— THE PROBLEM —
Leave the pictures out, and retype all of the material exactly as written.

— PROVIDED INFORMATION —

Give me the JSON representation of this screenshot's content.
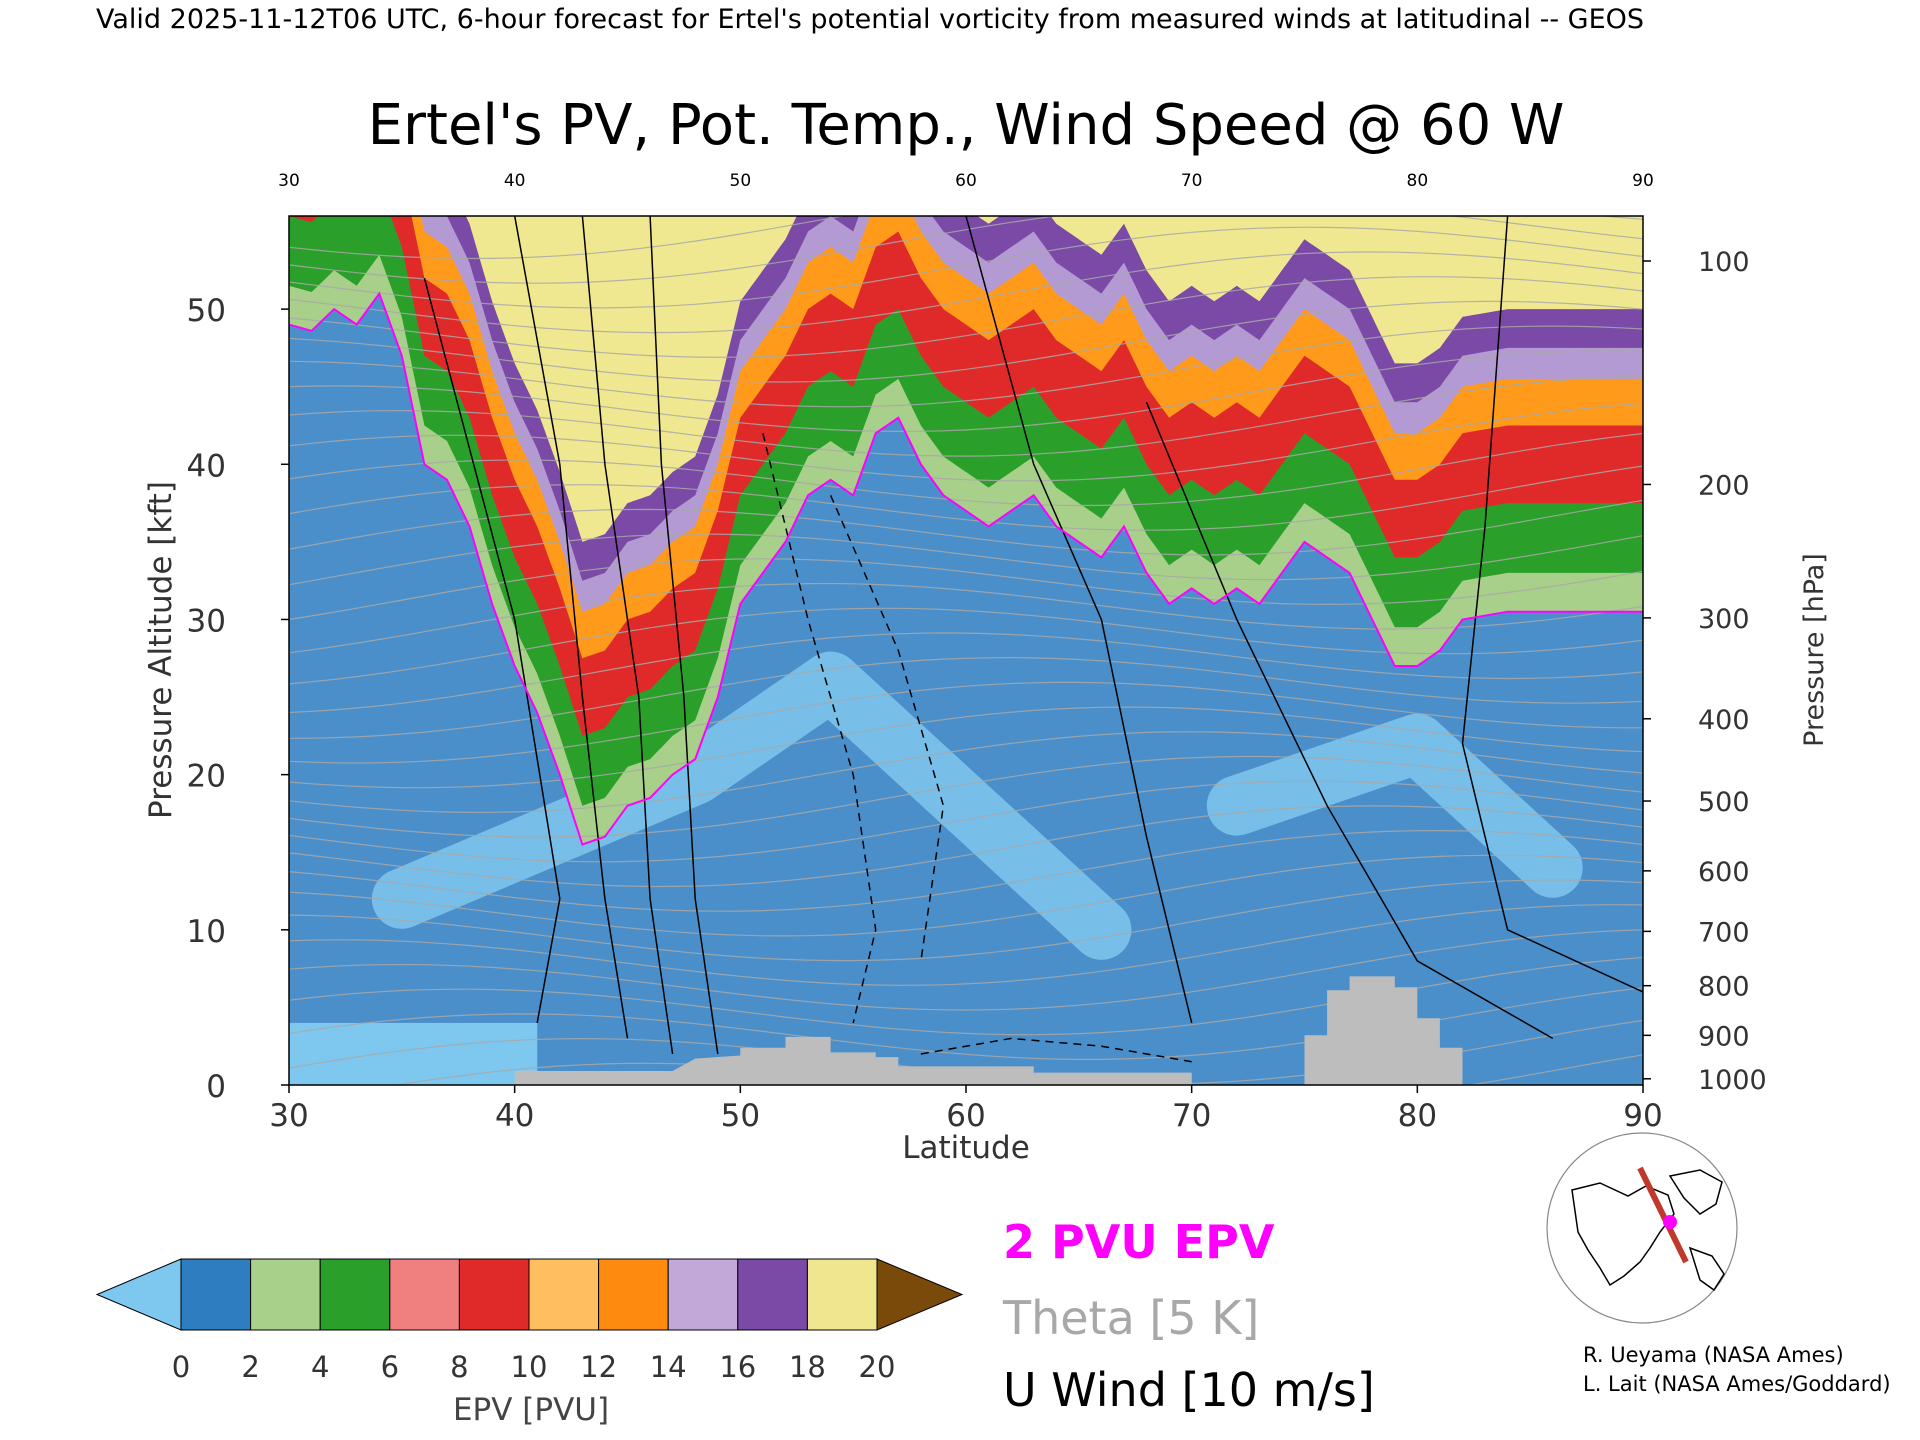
{
  "header": "Valid 2025-11-12T06 UTC, 6-hour forecast for Ertel's potential vorticity from measured winds at latitudinal -- GEOS",
  "chart_data": {
    "type": "heatmap",
    "title": "Ertel's PV, Pot. Temp., Wind Speed @ 60 W",
    "xlabel": "Latitude",
    "ylabel_left": "Pressure Altitude [kft]",
    "ylabel_right": "Pressure [hPa]",
    "xlim": [
      30,
      90
    ],
    "ylim": [
      0,
      56
    ],
    "x_ticks": [
      30,
      40,
      50,
      60,
      70,
      80,
      90
    ],
    "x_top_ticks": [
      "30",
      "40",
      "50",
      "60",
      "70",
      "80",
      "90"
    ],
    "y_ticks": [
      0,
      10,
      20,
      30,
      40,
      50
    ],
    "pressure_ticks": [
      {
        "label": "100",
        "kft": 53.1
      },
      {
        "label": "200",
        "kft": 38.7
      },
      {
        "label": "300",
        "kft": 30.1
      },
      {
        "label": "400",
        "kft": 23.6
      },
      {
        "label": "500",
        "kft": 18.3
      },
      {
        "label": "600",
        "kft": 13.8
      },
      {
        "label": "700",
        "kft": 9.9
      },
      {
        "label": "800",
        "kft": 6.4
      },
      {
        "label": "900",
        "kft": 3.2
      },
      {
        "label": "1000",
        "kft": 0.4
      }
    ],
    "tropopause_2pvu_kft": [
      [
        30,
        49
      ],
      [
        31,
        48.6
      ],
      [
        32,
        50
      ],
      [
        33,
        49
      ],
      [
        34,
        51
      ],
      [
        35,
        47
      ],
      [
        36,
        40
      ],
      [
        37,
        39
      ],
      [
        38,
        36
      ],
      [
        39,
        31
      ],
      [
        40,
        27
      ],
      [
        41,
        24
      ],
      [
        42,
        20
      ],
      [
        43,
        15.5
      ],
      [
        44,
        16
      ],
      [
        45,
        18
      ],
      [
        46,
        18.5
      ],
      [
        47,
        20
      ],
      [
        48,
        21
      ],
      [
        49,
        25
      ],
      [
        50,
        31
      ],
      [
        51,
        33
      ],
      [
        52,
        35
      ],
      [
        53,
        38
      ],
      [
        54,
        39
      ],
      [
        55,
        38
      ],
      [
        56,
        42
      ],
      [
        57,
        43
      ],
      [
        58,
        40
      ],
      [
        59,
        38
      ],
      [
        60,
        37
      ],
      [
        61,
        36
      ],
      [
        62,
        37
      ],
      [
        63,
        38
      ],
      [
        64,
        36
      ],
      [
        65,
        35
      ],
      [
        66,
        34
      ],
      [
        67,
        36
      ],
      [
        68,
        33
      ],
      [
        69,
        31
      ],
      [
        70,
        32
      ],
      [
        71,
        31
      ],
      [
        72,
        32
      ],
      [
        73,
        31
      ],
      [
        74,
        33
      ],
      [
        75,
        35
      ],
      [
        76,
        34
      ],
      [
        77,
        33
      ],
      [
        78,
        30
      ],
      [
        79,
        27
      ],
      [
        80,
        27
      ],
      [
        81,
        28
      ],
      [
        82,
        30
      ],
      [
        84,
        30.5
      ],
      [
        86,
        30.5
      ],
      [
        88,
        30.5
      ],
      [
        90,
        30.5
      ]
    ],
    "upper_bands_kft": [
      {
        "pv_min": 4,
        "color": "#2aa02a",
        "offset": 2.5
      },
      {
        "pv_min": 8,
        "color": "#e02a2a",
        "offset": 7
      },
      {
        "pv_min": 12,
        "color": "#ff9a1a",
        "offset": 12
      },
      {
        "pv_min": 14,
        "color": "#b49ad2",
        "offset": 15
      },
      {
        "pv_min": 16,
        "color": "#7a4aa6",
        "offset": 17
      },
      {
        "pv_min": 18,
        "color": "#f0e890",
        "offset": 19.5
      }
    ],
    "terrain_kft": [
      [
        30,
        0
      ],
      [
        40,
        0
      ],
      [
        40,
        0.9
      ],
      [
        47,
        0.9
      ],
      [
        48,
        1.7
      ],
      [
        50,
        1.9
      ],
      [
        50,
        2.4
      ],
      [
        52,
        2.4
      ],
      [
        52,
        3.1
      ],
      [
        54,
        3.1
      ],
      [
        54,
        2.1
      ],
      [
        56,
        2.1
      ],
      [
        56,
        1.8
      ],
      [
        57,
        1.8
      ],
      [
        57,
        1.2
      ],
      [
        63,
        1.2
      ],
      [
        63,
        0.8
      ],
      [
        70,
        0.8
      ],
      [
        70,
        0
      ],
      [
        75,
        0
      ],
      [
        75,
        3.2
      ],
      [
        76,
        3.2
      ],
      [
        76,
        6.1
      ],
      [
        77,
        6.1
      ],
      [
        77,
        7.0
      ],
      [
        79,
        7.0
      ],
      [
        79,
        6.3
      ],
      [
        80,
        6.3
      ],
      [
        80,
        4.3
      ],
      [
        81,
        4.3
      ],
      [
        81,
        2.4
      ],
      [
        82,
        2.4
      ],
      [
        82,
        0
      ],
      [
        90,
        0
      ]
    ],
    "colorbar": {
      "label": "EPV [PVU]",
      "tick_labels": [
        "0",
        "2",
        "4",
        "6",
        "8",
        "10",
        "12",
        "14",
        "16",
        "18",
        "20"
      ],
      "colors": [
        "#2e7dc0",
        "#a8d08a",
        "#2aa02a",
        "#f08080",
        "#e02a2a",
        "#ffbf60",
        "#ff8a10",
        "#c2a8d8",
        "#7a4aa6",
        "#f0e690"
      ],
      "under_color": "#7ec8f0",
      "over_color": "#7a4a0a"
    },
    "legend": {
      "epv": "2 PVU EPV",
      "theta": "Theta [5 K]",
      "uwind": "U Wind [10 m/s]",
      "epv_color": "#ff00ff",
      "theta_color": "#a8a8a8"
    }
  },
  "credits": [
    "R. Ueyama (NASA Ames)",
    "L. Lait (NASA Ames/Goddard)"
  ]
}
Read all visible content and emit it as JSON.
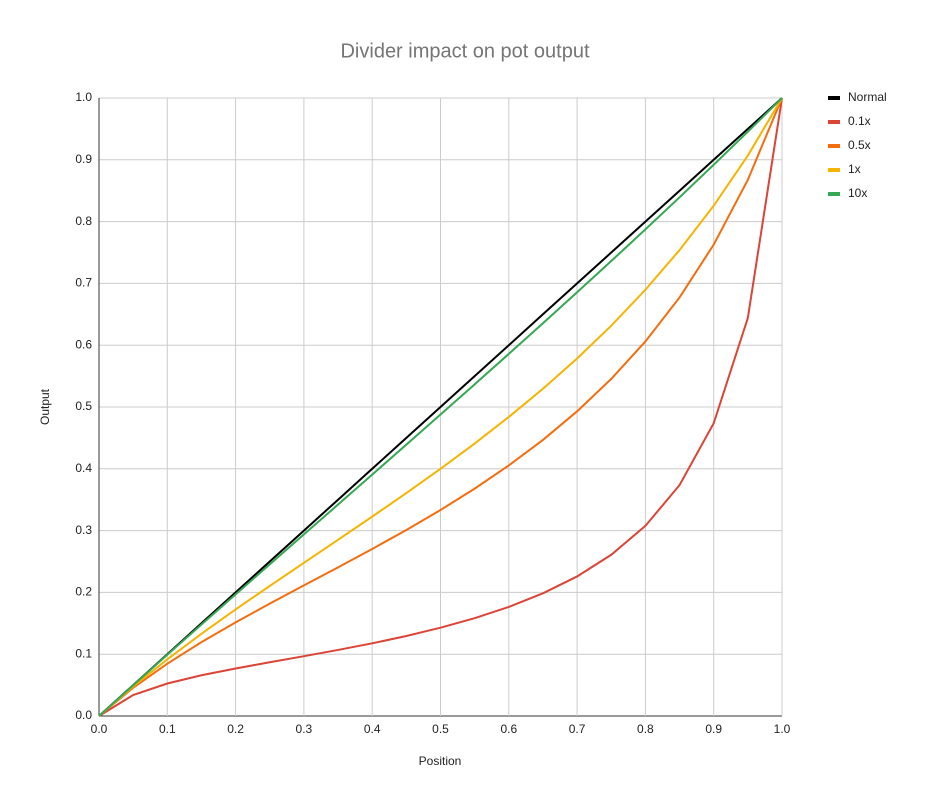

— WRITTEN SOLUTION —
Give me the JSON representation of this screenshot's content.
{
  "header": "Valid 2025-11-12T06 UTC, 6-hour forecast for Ertel's potential vorticity from measured winds at latitudinal -- GEOS",
  "chart_data": {
    "type": "heatmap",
    "title": "Ertel's PV, Pot. Temp., Wind Speed @ 60 W",
    "xlabel": "Latitude",
    "ylabel_left": "Pressure Altitude [kft]",
    "ylabel_right": "Pressure [hPa]",
    "xlim": [
      30,
      90
    ],
    "ylim": [
      0,
      56
    ],
    "x_ticks": [
      30,
      40,
      50,
      60,
      70,
      80,
      90
    ],
    "x_top_ticks": [
      "30",
      "40",
      "50",
      "60",
      "70",
      "80",
      "90"
    ],
    "y_ticks": [
      0,
      10,
      20,
      30,
      40,
      50
    ],
    "pressure_ticks": [
      {
        "label": "100",
        "kft": 53.1
      },
      {
        "label": "200",
        "kft": 38.7
      },
      {
        "label": "300",
        "kft": 30.1
      },
      {
        "label": "400",
        "kft": 23.6
      },
      {
        "label": "500",
        "kft": 18.3
      },
      {
        "label": "600",
        "kft": 13.8
      },
      {
        "label": "700",
        "kft": 9.9
      },
      {
        "label": "800",
        "kft": 6.4
      },
      {
        "label": "900",
        "kft": 3.2
      },
      {
        "label": "1000",
        "kft": 0.4
      }
    ],
    "tropopause_2pvu_kft": [
      [
        30,
        49
      ],
      [
        31,
        48.6
      ],
      [
        32,
        50
      ],
      [
        33,
        49
      ],
      [
        34,
        51
      ],
      [
        35,
        47
      ],
      [
        36,
        40
      ],
      [
        37,
        39
      ],
      [
        38,
        36
      ],
      [
        39,
        31
      ],
      [
        40,
        27
      ],
      [
        41,
        24
      ],
      [
        42,
        20
      ],
      [
        43,
        15.5
      ],
      [
        44,
        16
      ],
      [
        45,
        18
      ],
      [
        46,
        18.5
      ],
      [
        47,
        20
      ],
      [
        48,
        21
      ],
      [
        49,
        25
      ],
      [
        50,
        31
      ],
      [
        51,
        33
      ],
      [
        52,
        35
      ],
      [
        53,
        38
      ],
      [
        54,
        39
      ],
      [
        55,
        38
      ],
      [
        56,
        42
      ],
      [
        57,
        43
      ],
      [
        58,
        40
      ],
      [
        59,
        38
      ],
      [
        60,
        37
      ],
      [
        61,
        36
      ],
      [
        62,
        37
      ],
      [
        63,
        38
      ],
      [
        64,
        36
      ],
      [
        65,
        35
      ],
      [
        66,
        34
      ],
      [
        67,
        36
      ],
      [
        68,
        33
      ],
      [
        69,
        31
      ],
      [
        70,
        32
      ],
      [
        71,
        31
      ],
      [
        72,
        32
      ],
      [
        73,
        31
      ],
      [
        74,
        33
      ],
      [
        75,
        35
      ],
      [
        76,
        34
      ],
      [
        77,
        33
      ],
      [
        78,
        30
      ],
      [
        79,
        27
      ],
      [
        80,
        27
      ],
      [
        81,
        28
      ],
      [
        82,
        30
      ],
      [
        84,
        30.5
      ],
      [
        86,
        30.5
      ],
      [
        88,
        30.5
      ],
      [
        90,
        30.5
      ]
    ],
    "upper_bands_kft": [
      {
        "pv_min": 4,
        "color": "#2aa02a",
        "offset": 2.5
      },
      {
        "pv_min": 8,
        "color": "#e02a2a",
        "offset": 7
      },
      {
        "pv_min": 12,
        "color": "#ff9a1a",
        "offset": 12
      },
      {
        "pv_min": 14,
        "color": "#b49ad2",
        "offset": 15
      },
      {
        "pv_min": 16,
        "color": "#7a4aa6",
        "offset": 17
      },
      {
        "pv_min": 18,
        "color": "#f0e890",
        "offset": 19.5
      }
    ],
    "terrain_kft": [
      [
        30,
        0
      ],
      [
        40,
        0
      ],
      [
        40,
        0.9
      ],
      [
        47,
        0.9
      ],
      [
        48,
        1.7
      ],
      [
        50,
        1.9
      ],
      [
        50,
        2.4
      ],
      [
        52,
        2.4
      ],
      [
        52,
        3.1
      ],
      [
        54,
        3.1
      ],
      [
        54,
        2.1
      ],
      [
        56,
        2.1
      ],
      [
        56,
        1.8
      ],
      [
        57,
        1.8
      ],
      [
        57,
        1.2
      ],
      [
        63,
        1.2
      ],
      [
        63,
        0.8
      ],
      [
        70,
        0.8
      ],
      [
        70,
        0
      ],
      [
        75,
        0
      ],
      [
        75,
        3.2
      ],
      [
        76,
        3.2
      ],
      [
        76,
        6.1
      ],
      [
        77,
        6.1
      ],
      [
        77,
        7.0
      ],
      [
        79,
        7.0
      ],
      [
        79,
        6.3
      ],
      [
        80,
        6.3
      ],
      [
        80,
        4.3
      ],
      [
        81,
        4.3
      ],
      [
        81,
        2.4
      ],
      [
        82,
        2.4
      ],
      [
        82,
        0
      ],
      [
        90,
        0
      ]
    ],
    "colorbar": {
      "label": "EPV [PVU]",
      "tick_labels": [
        "0",
        "2",
        "4",
        "6",
        "8",
        "10",
        "12",
        "14",
        "16",
        "18",
        "20"
      ],
      "colors": [
        "#2e7dc0",
        "#a8d08a",
        "#2aa02a",
        "#f08080",
        "#e02a2a",
        "#ffbf60",
        "#ff8a10",
        "#c2a8d8",
        "#7a4aa6",
        "#f0e690"
      ],
      "under_color": "#7ec8f0",
      "over_color": "#7a4a0a"
    },
    "legend": {
      "epv": "2 PVU EPV",
      "theta": "Theta [5 K]",
      "uwind": "U Wind [10 m/s]",
      "epv_color": "#ff00ff",
      "theta_color": "#a8a8a8"
    }
  },
  "credits": [
    "R. Ueyama (NASA Ames)",
    "L. Lait (NASA Ames/Goddard)"
  ]
}
Read all visible content and emit it as JSON.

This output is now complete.